[Start]

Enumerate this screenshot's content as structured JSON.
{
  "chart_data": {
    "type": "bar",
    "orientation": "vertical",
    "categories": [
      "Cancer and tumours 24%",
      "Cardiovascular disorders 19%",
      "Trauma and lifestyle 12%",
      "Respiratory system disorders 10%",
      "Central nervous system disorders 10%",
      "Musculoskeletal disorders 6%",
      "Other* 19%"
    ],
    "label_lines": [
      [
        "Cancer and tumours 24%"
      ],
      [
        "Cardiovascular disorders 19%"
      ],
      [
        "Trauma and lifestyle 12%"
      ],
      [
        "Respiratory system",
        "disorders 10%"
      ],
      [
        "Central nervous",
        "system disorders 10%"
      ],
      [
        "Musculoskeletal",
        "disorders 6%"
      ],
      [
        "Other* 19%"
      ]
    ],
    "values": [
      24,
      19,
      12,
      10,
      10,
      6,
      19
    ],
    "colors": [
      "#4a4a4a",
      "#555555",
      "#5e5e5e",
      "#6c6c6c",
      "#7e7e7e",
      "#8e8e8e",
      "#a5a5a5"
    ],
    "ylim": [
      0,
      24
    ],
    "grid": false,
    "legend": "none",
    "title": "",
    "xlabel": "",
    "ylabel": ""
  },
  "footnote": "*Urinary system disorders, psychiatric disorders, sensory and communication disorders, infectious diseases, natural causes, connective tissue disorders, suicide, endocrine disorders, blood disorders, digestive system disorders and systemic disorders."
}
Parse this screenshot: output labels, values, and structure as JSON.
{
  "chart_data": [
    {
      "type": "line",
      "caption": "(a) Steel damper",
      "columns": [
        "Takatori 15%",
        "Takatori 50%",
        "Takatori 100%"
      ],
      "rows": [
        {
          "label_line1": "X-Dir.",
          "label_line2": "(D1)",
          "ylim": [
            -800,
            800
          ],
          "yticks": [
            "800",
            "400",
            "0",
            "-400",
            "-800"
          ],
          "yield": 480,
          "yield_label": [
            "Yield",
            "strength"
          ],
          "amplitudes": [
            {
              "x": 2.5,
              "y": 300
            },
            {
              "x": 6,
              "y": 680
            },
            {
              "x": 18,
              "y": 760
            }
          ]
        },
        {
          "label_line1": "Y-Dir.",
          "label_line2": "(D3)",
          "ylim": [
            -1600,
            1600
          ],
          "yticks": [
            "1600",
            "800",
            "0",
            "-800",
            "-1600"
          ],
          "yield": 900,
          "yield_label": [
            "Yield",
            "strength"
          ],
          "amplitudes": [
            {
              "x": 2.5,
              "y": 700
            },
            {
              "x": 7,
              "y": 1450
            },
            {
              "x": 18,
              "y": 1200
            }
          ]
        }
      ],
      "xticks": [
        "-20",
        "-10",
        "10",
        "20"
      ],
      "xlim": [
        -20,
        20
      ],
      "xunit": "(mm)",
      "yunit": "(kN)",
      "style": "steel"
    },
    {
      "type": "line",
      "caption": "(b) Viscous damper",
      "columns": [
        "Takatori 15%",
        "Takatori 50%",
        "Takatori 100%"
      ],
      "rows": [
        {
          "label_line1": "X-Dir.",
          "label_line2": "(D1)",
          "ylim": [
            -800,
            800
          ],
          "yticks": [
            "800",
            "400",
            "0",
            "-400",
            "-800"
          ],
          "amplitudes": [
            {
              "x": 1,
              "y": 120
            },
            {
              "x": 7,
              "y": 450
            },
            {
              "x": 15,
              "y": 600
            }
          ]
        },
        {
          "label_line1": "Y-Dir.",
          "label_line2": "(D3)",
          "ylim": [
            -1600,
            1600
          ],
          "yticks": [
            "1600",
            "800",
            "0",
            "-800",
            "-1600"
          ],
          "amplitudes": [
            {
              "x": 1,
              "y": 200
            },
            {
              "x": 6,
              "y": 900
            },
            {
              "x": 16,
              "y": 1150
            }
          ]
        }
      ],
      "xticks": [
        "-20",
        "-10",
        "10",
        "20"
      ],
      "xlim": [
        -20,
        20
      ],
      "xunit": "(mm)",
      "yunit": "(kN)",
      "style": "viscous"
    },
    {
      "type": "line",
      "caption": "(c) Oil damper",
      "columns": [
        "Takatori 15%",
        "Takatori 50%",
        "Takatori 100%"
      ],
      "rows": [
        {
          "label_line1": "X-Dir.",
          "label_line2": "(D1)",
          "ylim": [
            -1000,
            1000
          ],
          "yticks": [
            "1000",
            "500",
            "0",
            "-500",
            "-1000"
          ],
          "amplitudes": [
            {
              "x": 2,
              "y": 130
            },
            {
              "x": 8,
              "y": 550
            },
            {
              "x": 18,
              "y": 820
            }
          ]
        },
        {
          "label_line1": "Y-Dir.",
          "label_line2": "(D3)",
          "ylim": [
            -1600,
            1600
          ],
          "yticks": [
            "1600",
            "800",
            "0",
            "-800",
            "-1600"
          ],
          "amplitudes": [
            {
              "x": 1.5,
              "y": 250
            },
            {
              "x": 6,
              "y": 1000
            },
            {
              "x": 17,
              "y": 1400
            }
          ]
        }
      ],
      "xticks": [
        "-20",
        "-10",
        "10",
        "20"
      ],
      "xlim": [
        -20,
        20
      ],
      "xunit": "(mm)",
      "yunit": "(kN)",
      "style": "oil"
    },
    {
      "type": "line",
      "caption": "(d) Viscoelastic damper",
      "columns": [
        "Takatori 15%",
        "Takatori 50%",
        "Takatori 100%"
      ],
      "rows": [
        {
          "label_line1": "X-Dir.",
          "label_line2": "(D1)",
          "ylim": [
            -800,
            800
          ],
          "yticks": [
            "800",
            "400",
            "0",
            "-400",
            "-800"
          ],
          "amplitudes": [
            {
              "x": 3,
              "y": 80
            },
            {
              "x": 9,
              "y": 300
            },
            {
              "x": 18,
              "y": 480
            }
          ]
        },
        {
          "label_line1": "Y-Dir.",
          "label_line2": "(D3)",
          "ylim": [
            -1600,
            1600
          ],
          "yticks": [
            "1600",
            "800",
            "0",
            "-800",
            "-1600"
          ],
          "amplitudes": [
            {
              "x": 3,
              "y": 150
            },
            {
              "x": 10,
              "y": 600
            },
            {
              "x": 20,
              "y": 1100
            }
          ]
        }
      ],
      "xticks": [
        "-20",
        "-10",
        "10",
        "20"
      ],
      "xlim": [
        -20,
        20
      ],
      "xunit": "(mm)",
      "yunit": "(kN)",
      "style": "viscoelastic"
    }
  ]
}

[End]

**TASK REQUIREMENTS**
Locate each line containing the string "Musculoskeletal" and show it.

**ANSWER FOR THIS EXERCISE**
      "Musculoskeletal disorders 6%",
        "Musculoskeletal",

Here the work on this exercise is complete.